◆ **JOB**
Lift out each line of the data that holds "апрель".
BEGIN RECORDS SHOWN
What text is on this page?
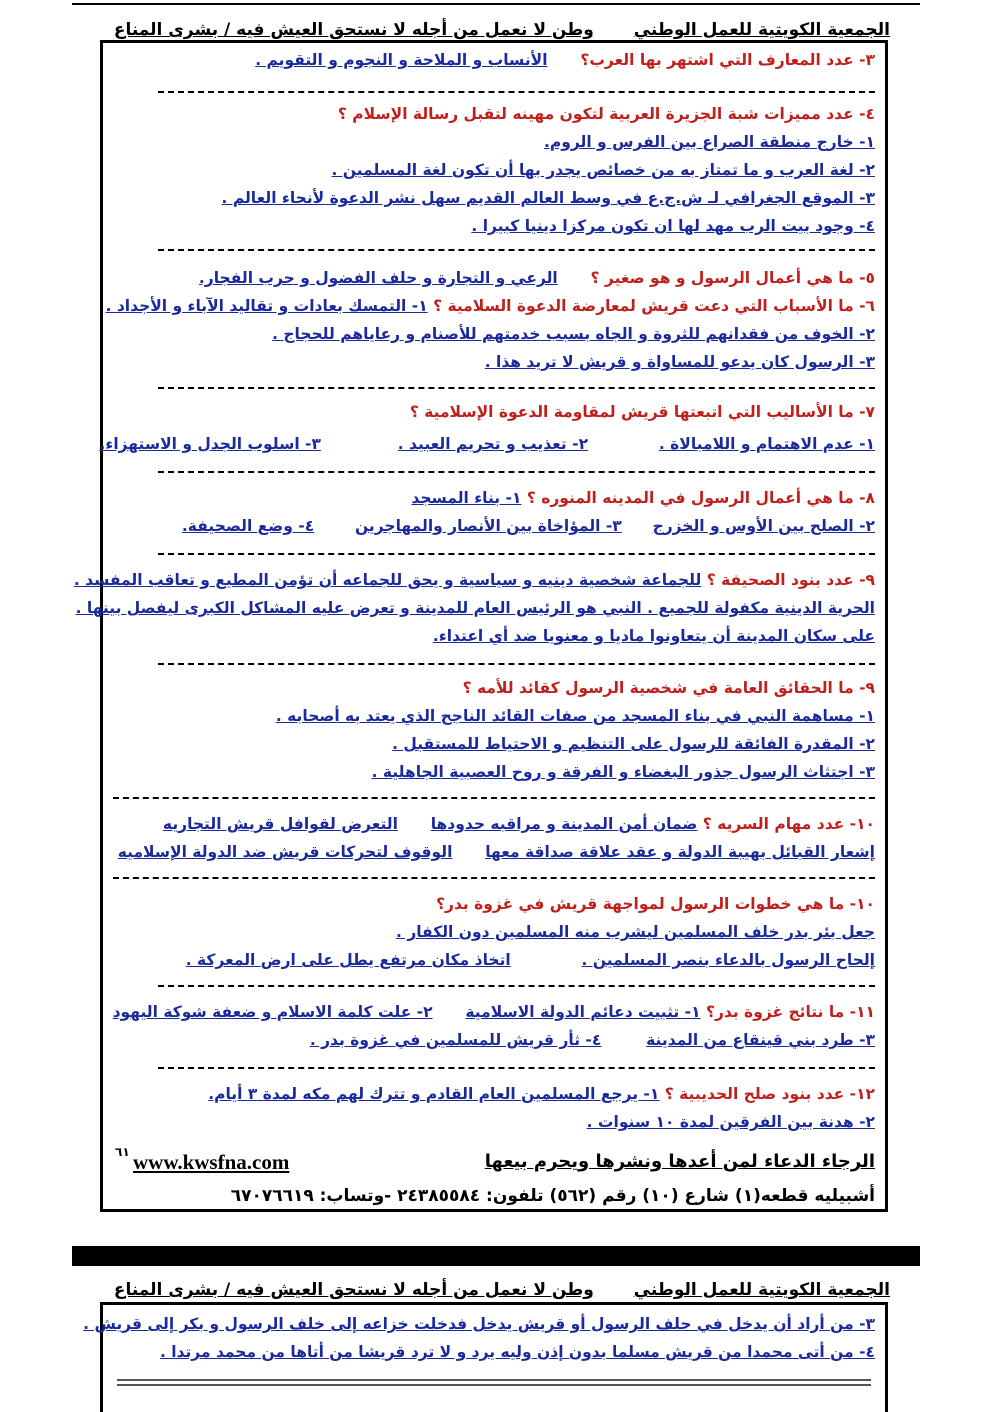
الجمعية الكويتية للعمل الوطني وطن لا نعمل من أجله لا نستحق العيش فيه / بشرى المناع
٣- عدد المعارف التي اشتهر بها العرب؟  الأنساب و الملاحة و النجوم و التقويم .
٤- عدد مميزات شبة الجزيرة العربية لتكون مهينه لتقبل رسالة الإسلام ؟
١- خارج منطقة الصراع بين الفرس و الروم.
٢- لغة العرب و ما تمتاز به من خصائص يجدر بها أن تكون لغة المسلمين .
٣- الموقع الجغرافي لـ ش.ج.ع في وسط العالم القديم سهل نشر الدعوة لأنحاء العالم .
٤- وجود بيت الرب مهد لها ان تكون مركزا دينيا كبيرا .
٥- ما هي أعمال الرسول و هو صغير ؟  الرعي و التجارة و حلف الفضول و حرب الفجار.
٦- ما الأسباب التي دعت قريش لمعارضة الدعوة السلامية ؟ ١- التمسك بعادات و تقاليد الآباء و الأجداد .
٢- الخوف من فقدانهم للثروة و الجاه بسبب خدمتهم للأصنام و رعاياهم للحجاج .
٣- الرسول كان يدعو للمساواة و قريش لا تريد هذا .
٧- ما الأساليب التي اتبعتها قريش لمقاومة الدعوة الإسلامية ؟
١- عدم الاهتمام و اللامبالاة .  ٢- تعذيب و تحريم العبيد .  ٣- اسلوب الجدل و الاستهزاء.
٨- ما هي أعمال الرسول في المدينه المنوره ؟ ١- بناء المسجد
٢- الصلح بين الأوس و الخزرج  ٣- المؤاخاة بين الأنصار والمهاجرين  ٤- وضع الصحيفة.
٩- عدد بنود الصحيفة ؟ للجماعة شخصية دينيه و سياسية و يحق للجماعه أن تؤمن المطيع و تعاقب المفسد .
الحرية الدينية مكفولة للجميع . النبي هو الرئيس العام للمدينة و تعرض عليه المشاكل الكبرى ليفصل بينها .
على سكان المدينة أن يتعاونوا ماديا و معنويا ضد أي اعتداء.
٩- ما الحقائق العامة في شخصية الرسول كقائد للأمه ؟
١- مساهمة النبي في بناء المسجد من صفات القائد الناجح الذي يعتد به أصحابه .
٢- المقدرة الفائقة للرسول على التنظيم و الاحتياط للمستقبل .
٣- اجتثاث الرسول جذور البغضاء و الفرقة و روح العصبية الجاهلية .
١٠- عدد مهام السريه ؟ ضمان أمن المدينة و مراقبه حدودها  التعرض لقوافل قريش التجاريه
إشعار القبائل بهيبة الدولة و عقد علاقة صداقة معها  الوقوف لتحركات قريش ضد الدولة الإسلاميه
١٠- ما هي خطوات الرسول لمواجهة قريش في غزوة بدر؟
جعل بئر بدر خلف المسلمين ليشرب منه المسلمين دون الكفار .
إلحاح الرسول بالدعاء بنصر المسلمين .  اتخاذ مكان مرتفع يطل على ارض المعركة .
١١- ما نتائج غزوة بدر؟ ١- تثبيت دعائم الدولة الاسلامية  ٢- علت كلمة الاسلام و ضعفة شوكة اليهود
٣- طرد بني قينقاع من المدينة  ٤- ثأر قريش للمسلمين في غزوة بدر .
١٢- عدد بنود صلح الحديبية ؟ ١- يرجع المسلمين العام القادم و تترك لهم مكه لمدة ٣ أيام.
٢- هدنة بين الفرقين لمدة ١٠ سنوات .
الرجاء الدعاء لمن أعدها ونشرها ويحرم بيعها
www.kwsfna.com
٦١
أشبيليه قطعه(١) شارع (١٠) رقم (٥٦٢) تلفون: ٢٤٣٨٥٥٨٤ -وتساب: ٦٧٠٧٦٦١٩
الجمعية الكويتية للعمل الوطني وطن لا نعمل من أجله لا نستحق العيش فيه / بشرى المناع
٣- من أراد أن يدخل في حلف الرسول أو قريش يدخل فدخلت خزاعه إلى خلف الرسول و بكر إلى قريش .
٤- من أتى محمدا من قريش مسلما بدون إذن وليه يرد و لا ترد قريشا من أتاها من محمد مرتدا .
END RECORDS SHOWN
BEGIN RECORDS SHOWN
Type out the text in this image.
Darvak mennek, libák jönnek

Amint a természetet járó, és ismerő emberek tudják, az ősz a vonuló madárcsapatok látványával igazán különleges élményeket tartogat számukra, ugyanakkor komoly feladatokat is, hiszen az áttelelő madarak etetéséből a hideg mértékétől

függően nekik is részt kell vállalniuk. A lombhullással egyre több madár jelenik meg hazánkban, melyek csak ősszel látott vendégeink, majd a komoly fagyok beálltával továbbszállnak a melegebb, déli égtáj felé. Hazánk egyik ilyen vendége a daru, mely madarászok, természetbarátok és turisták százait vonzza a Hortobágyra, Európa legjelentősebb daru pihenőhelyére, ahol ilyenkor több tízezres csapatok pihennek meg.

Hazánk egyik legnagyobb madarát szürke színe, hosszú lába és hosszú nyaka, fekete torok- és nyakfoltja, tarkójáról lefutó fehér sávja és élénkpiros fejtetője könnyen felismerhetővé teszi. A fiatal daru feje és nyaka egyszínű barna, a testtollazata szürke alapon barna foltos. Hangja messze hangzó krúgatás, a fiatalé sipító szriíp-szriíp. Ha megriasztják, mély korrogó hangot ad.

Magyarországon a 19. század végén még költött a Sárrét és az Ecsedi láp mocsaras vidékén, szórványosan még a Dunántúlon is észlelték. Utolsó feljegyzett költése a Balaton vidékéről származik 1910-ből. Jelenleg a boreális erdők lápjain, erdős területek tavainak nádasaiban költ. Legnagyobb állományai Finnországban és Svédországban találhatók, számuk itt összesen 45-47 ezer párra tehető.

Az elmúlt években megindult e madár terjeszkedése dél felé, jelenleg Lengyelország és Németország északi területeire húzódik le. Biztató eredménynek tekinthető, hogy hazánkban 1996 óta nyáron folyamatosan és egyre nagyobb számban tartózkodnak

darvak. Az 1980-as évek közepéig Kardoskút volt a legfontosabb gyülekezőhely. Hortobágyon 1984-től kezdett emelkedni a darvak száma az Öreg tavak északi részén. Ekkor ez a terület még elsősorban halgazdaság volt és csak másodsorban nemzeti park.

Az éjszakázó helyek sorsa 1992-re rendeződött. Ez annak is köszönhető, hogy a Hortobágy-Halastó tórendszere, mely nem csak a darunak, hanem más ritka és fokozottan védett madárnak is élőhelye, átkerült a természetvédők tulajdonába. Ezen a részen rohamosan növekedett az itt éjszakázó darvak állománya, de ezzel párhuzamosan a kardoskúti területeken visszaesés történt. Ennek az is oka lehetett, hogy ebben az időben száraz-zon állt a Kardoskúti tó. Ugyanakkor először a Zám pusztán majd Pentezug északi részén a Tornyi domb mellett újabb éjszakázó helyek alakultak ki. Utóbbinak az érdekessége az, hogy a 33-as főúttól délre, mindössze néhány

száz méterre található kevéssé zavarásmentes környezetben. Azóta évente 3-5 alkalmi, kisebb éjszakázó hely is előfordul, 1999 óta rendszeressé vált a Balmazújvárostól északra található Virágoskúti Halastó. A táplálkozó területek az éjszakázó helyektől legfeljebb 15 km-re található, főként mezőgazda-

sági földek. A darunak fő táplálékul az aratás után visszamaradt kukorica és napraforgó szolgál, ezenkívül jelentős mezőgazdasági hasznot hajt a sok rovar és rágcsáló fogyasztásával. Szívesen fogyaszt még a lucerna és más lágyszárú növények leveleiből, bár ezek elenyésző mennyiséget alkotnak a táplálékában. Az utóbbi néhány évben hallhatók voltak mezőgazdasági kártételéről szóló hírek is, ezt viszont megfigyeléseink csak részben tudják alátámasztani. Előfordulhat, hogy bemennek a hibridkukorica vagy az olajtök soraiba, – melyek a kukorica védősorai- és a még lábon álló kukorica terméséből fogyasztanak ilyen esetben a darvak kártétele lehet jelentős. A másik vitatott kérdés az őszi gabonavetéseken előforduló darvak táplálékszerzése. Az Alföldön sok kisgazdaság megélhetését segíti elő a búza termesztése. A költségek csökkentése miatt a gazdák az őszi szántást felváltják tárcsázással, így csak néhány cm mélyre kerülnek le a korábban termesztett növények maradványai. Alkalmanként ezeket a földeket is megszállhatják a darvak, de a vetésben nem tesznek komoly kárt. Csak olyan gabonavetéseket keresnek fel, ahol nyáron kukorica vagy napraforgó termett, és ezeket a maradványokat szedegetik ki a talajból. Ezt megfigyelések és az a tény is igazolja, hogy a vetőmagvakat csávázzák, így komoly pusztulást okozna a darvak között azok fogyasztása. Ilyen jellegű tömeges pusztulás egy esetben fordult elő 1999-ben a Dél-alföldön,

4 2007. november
END RECORDS SHOWN
BEGIN RECORDS SHOWN
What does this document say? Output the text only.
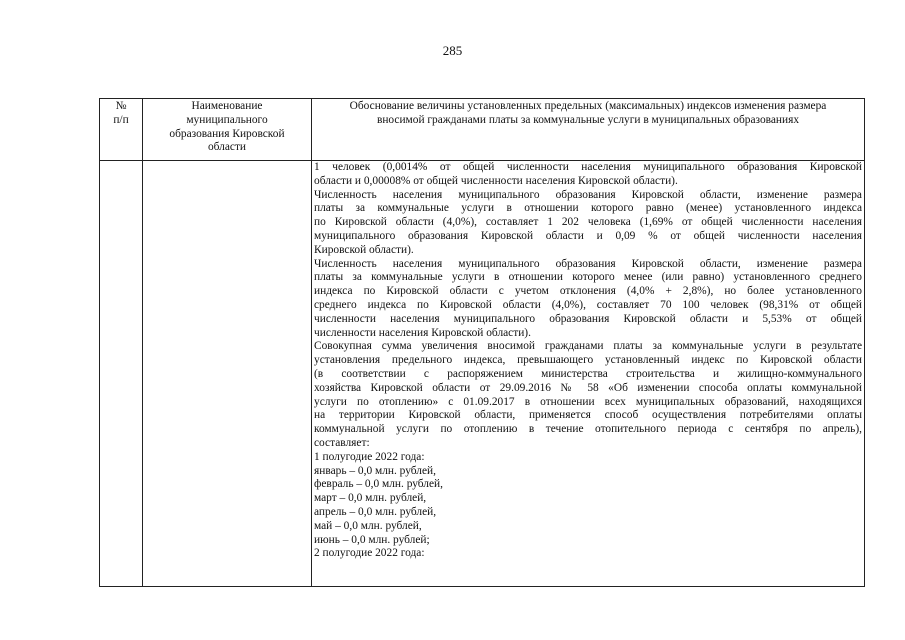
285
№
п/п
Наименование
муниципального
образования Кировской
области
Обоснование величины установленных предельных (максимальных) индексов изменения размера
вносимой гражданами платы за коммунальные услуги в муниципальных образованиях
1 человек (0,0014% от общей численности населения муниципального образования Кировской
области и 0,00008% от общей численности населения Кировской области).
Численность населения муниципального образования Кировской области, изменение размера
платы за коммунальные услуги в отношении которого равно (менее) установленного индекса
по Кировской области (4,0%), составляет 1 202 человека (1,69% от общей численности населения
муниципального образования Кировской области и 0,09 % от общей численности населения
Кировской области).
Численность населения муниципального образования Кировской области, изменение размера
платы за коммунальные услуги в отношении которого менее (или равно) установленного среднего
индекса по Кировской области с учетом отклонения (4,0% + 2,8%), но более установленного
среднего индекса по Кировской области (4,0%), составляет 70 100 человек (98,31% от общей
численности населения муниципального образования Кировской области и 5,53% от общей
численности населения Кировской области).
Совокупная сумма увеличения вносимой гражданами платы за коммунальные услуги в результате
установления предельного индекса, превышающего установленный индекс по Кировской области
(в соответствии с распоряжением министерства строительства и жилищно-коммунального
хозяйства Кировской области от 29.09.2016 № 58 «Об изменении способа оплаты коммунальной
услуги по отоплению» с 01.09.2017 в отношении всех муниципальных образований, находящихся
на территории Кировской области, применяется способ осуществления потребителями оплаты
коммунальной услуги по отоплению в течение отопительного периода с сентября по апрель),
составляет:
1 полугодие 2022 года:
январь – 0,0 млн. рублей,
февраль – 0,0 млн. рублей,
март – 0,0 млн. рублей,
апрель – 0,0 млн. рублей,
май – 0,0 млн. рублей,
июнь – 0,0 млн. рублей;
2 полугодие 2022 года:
END RECORDS SHOWN
◆ **ANSWER BELOW**
коммунальной услуги по отоплению в течение отопительного периода с сентября по апрель),
апрель – 0,0 млн. рублей,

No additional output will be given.